> _Excerpted records_:

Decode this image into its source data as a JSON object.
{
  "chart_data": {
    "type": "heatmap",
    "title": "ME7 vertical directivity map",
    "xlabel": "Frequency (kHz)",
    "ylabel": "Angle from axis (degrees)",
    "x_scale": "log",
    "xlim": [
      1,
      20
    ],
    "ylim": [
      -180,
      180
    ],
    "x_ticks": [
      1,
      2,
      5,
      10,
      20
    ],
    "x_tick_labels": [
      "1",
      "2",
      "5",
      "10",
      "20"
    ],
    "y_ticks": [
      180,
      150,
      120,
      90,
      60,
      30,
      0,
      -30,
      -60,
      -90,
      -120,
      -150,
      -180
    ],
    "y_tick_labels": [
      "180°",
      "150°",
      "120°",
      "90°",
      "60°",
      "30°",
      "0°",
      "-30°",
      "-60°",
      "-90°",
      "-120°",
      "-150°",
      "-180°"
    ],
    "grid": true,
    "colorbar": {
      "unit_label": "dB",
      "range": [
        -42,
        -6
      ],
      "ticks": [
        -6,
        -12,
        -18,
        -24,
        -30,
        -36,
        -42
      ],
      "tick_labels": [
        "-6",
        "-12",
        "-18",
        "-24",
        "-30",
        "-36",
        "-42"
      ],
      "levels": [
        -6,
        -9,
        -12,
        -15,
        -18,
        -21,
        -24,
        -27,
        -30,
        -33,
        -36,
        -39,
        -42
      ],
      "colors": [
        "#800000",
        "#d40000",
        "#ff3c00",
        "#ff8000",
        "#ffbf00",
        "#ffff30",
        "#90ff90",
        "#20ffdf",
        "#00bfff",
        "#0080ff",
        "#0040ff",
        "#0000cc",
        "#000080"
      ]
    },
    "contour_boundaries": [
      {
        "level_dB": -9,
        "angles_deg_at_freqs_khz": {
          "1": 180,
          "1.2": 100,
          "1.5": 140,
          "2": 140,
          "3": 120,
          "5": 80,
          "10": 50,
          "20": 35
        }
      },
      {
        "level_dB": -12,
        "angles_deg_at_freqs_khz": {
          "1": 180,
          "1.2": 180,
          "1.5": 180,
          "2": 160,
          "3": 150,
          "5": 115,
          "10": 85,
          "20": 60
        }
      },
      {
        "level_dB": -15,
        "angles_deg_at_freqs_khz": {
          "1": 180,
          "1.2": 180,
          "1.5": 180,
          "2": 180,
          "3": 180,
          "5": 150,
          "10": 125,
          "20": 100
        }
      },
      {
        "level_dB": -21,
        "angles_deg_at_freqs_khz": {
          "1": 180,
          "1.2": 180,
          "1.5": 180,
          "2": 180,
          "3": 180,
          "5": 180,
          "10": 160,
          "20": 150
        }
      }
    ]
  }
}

> _Requirements_: Every entry should be printed again exactly as it stands.

> _Output of the task_:
Decode this image into its source data as a JSON object.
{
  "chart_data": {
    "type": "heatmap",
    "title": "ME7 vertical directivity map",
    "xlabel": "Frequency (kHz)",
    "ylabel": "Angle from axis (degrees)",
    "x_scale": "log",
    "xlim": [
      1,
      20
    ],
    "ylim": [
      -180,
      180
    ],
    "x_ticks": [
      1,
      2,
      5,
      10,
      20
    ],
    "x_tick_labels": [
      "1",
      "2",
      "5",
      "10",
      "20"
    ],
    "y_ticks": [
      180,
      150,
      120,
      90,
      60,
      30,
      0,
      -30,
      -60,
      -90,
      -120,
      -150,
      -180
    ],
    "y_tick_labels": [
      "180°",
      "150°",
      "120°",
      "90°",
      "60°",
      "30°",
      "0°",
      "-30°",
      "-60°",
      "-90°",
      "-120°",
      "-150°",
      "-180°"
    ],
    "grid": true,
    "colorbar": {
      "unit_label": "dB",
      "range": [
        -42,
        -6
      ],
      "ticks": [
        -6,
        -12,
        -18,
        -24,
        -30,
        -36,
        -42
      ],
      "tick_labels": [
        "-6",
        "-12",
        "-18",
        "-24",
        "-30",
        "-36",
        "-42"
      ],
      "levels": [
        -6,
        -9,
        -12,
        -15,
        -18,
        -21,
        -24,
        -27,
        -30,
        -33,
        -36,
        -39,
        -42
      ],
      "colors": [
        "#800000",
        "#d40000",
        "#ff3c00",
        "#ff8000",
        "#ffbf00",
        "#ffff30",
        "#90ff90",
        "#20ffdf",
        "#00bfff",
        "#0080ff",
        "#0040ff",
        "#0000cc",
        "#000080"
      ]
    },
    "contour_boundaries": [
      {
        "level_dB": -9,
        "angles_deg_at_freqs_khz": {
          "1": 180,
          "1.2": 100,
          "1.5": 140,
          "2": 140,
          "3": 120,
          "5": 80,
          "10": 50,
          "20": 35
        }
      },
      {
        "level_dB": -12,
        "angles_deg_at_freqs_khz": {
          "1": 180,
          "1.2": 180,
          "1.5": 180,
          "2": 160,
          "3": 150,
          "5": 115,
          "10": 85,
          "20": 60
        }
      },
      {
        "level_dB": -15,
        "angles_deg_at_freqs_khz": {
          "1": 180,
          "1.2": 180,
          "1.5": 180,
          "2": 180,
          "3": 180,
          "5": 150,
          "10": 125,
          "20": 100
        }
      },
      {
        "level_dB": -21,
        "angles_deg_at_freqs_khz": {
          "1": 180,
          "1.2": 180,
          "1.5": 180,
          "2": 180,
          "3": 180,
          "5": 180,
          "10": 160,
          "20": 150
        }
      }
    ]
  }
}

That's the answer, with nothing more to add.